[Some records]
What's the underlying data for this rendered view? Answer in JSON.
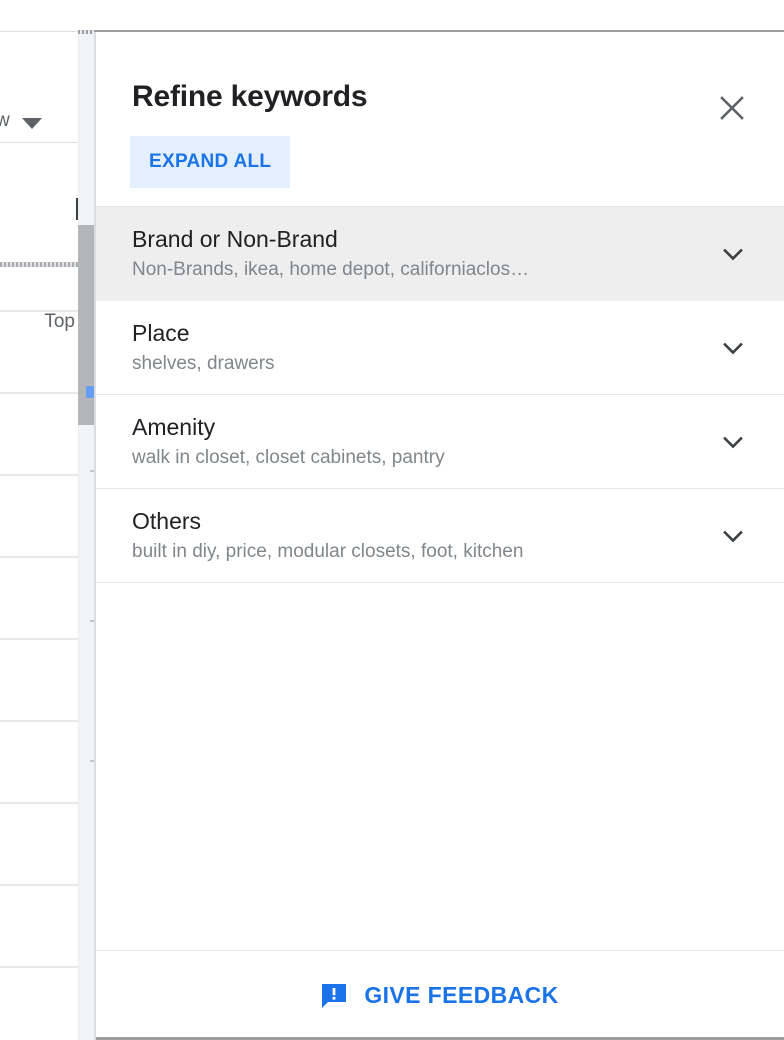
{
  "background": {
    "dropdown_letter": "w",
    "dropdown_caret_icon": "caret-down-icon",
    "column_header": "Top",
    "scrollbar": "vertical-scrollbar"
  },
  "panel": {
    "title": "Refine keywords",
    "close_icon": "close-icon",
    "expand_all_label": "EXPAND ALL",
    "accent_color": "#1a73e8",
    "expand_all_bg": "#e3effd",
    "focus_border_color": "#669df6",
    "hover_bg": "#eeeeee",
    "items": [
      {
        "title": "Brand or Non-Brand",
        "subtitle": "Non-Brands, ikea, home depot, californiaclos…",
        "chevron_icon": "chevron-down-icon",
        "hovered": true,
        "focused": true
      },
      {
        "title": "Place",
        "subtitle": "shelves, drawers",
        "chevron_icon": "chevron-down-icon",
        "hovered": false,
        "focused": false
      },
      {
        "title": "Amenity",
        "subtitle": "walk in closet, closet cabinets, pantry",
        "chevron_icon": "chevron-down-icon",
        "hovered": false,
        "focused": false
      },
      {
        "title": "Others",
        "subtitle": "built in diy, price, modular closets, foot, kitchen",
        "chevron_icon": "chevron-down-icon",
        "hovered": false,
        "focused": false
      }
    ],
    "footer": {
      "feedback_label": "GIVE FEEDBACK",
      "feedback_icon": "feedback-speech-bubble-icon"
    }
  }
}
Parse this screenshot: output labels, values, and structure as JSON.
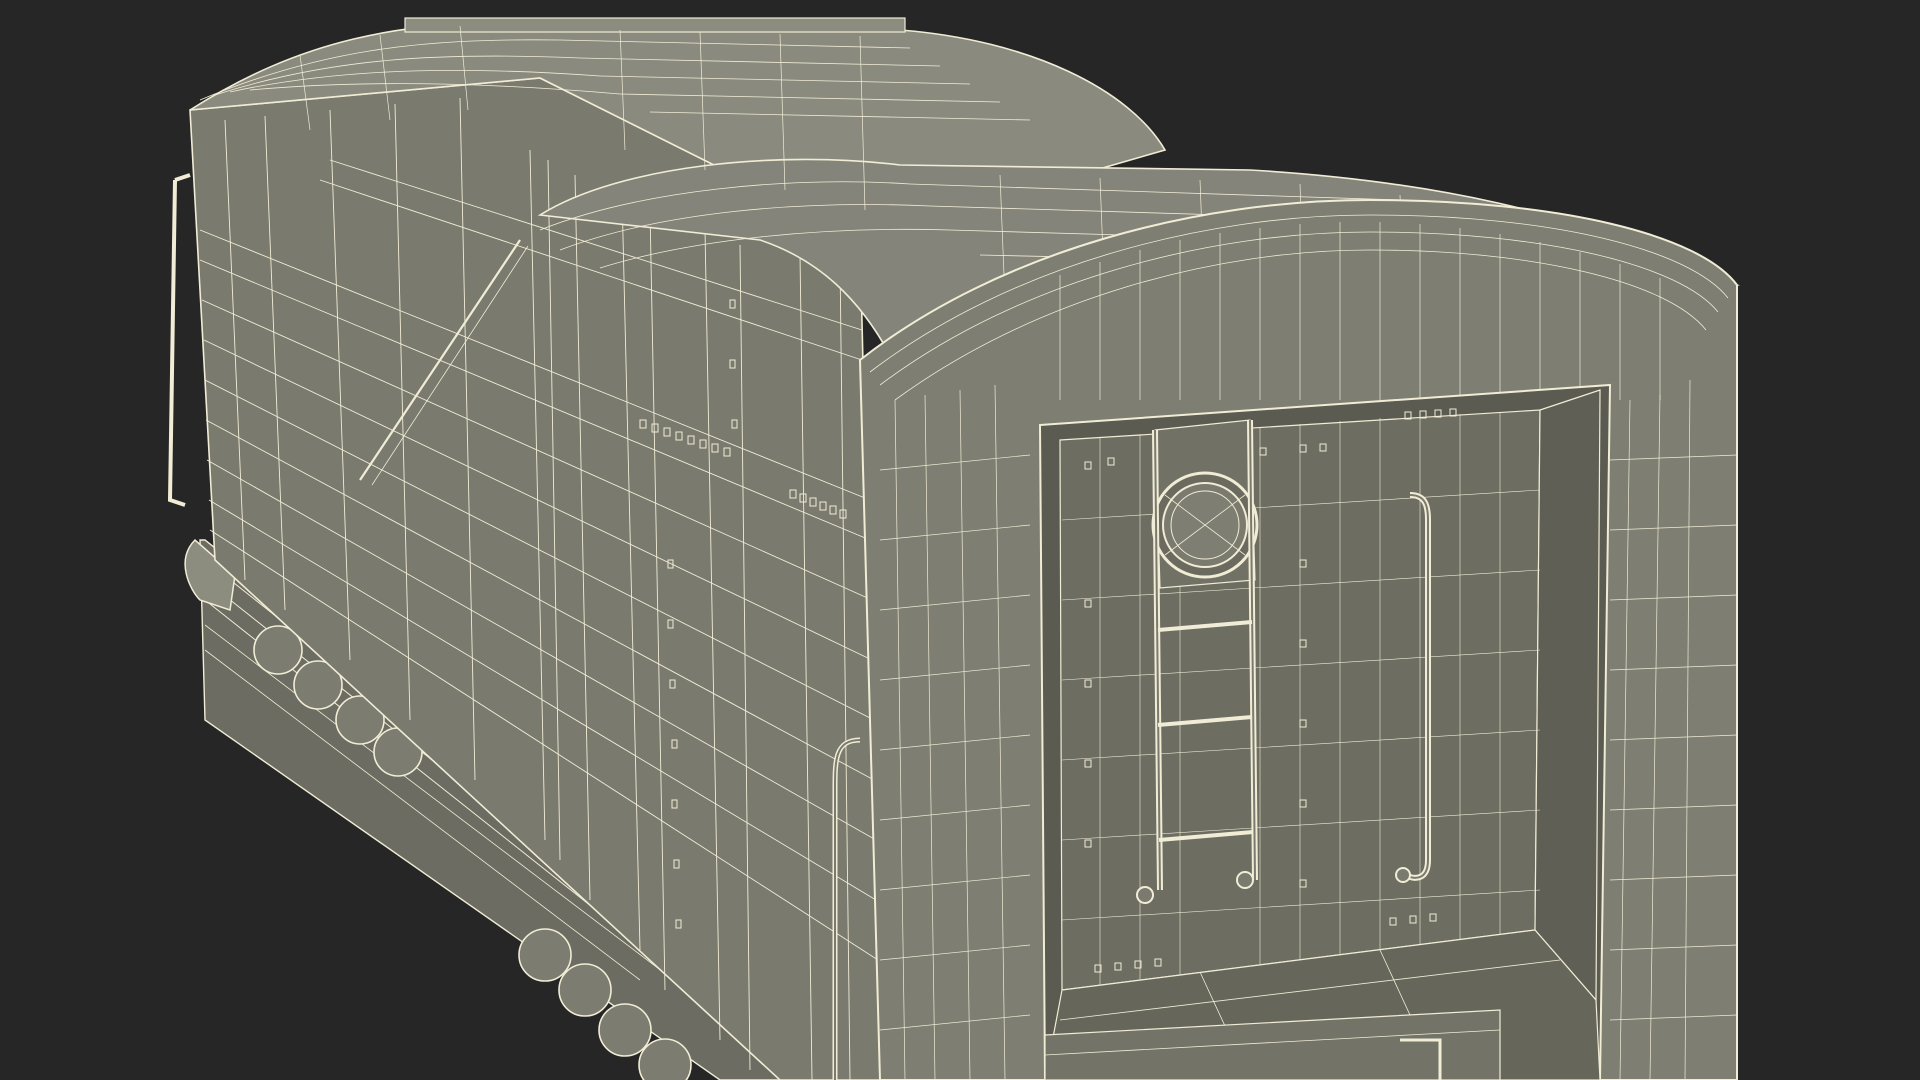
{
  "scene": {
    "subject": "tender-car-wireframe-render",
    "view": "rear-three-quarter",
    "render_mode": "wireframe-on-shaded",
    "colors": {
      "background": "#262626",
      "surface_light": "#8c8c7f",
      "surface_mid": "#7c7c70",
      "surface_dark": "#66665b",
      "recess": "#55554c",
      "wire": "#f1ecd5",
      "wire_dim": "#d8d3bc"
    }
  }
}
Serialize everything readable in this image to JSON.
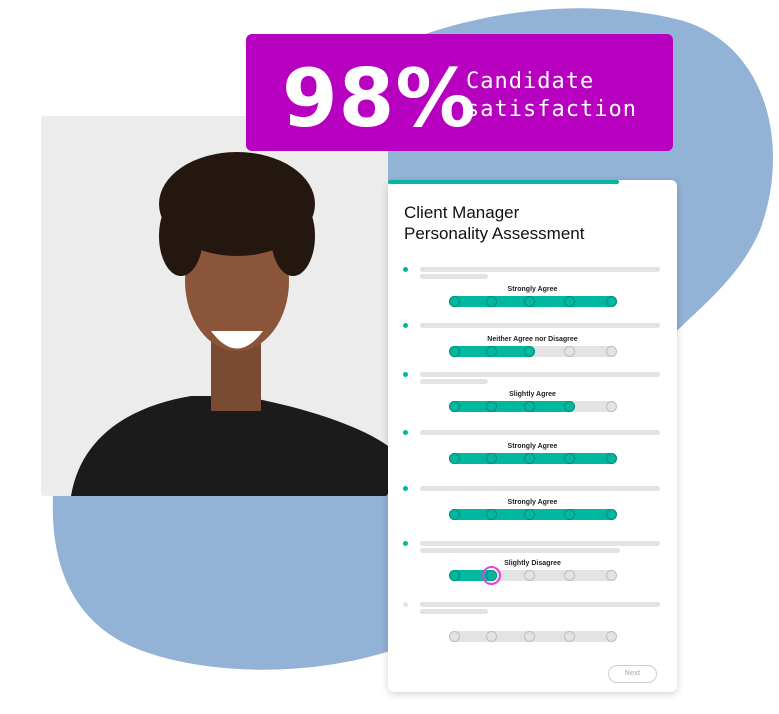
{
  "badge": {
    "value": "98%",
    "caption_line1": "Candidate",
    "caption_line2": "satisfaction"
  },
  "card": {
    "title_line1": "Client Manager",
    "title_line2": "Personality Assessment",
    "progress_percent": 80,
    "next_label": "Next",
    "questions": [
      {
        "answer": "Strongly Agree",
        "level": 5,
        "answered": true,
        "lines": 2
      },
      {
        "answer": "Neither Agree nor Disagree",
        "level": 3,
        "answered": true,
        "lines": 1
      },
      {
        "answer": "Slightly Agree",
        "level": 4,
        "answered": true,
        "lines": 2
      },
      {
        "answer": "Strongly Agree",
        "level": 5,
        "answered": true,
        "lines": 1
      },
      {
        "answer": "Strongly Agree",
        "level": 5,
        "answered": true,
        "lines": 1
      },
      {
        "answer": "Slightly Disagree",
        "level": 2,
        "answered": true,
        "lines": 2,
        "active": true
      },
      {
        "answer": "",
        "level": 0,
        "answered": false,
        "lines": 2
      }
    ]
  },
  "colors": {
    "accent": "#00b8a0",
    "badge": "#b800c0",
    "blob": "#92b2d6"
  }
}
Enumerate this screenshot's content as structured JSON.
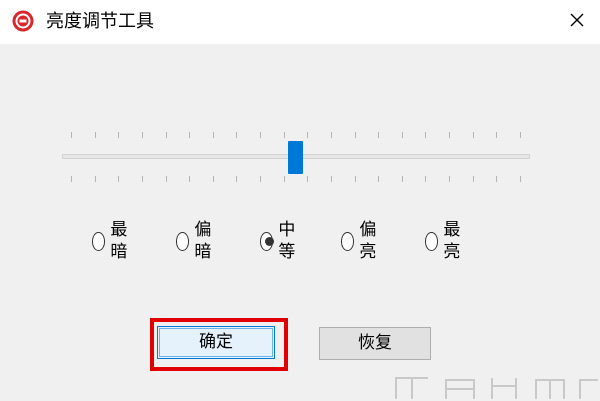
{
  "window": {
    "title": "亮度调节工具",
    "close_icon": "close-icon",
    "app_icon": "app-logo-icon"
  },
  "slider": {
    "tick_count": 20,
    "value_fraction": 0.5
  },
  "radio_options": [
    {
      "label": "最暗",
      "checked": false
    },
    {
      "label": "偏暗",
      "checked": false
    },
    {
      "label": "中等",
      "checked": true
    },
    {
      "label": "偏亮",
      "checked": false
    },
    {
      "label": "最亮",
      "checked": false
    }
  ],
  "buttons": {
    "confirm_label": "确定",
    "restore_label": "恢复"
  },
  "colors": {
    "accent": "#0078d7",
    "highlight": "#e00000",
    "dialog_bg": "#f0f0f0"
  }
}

[WORK TO DO]
Scan the material above. Return every line containing the string "view".

[COMPLETED EXERCISE]
What's the underlying data for this rendered view? Answer in JSON.
    "view": "rear-three-quarter",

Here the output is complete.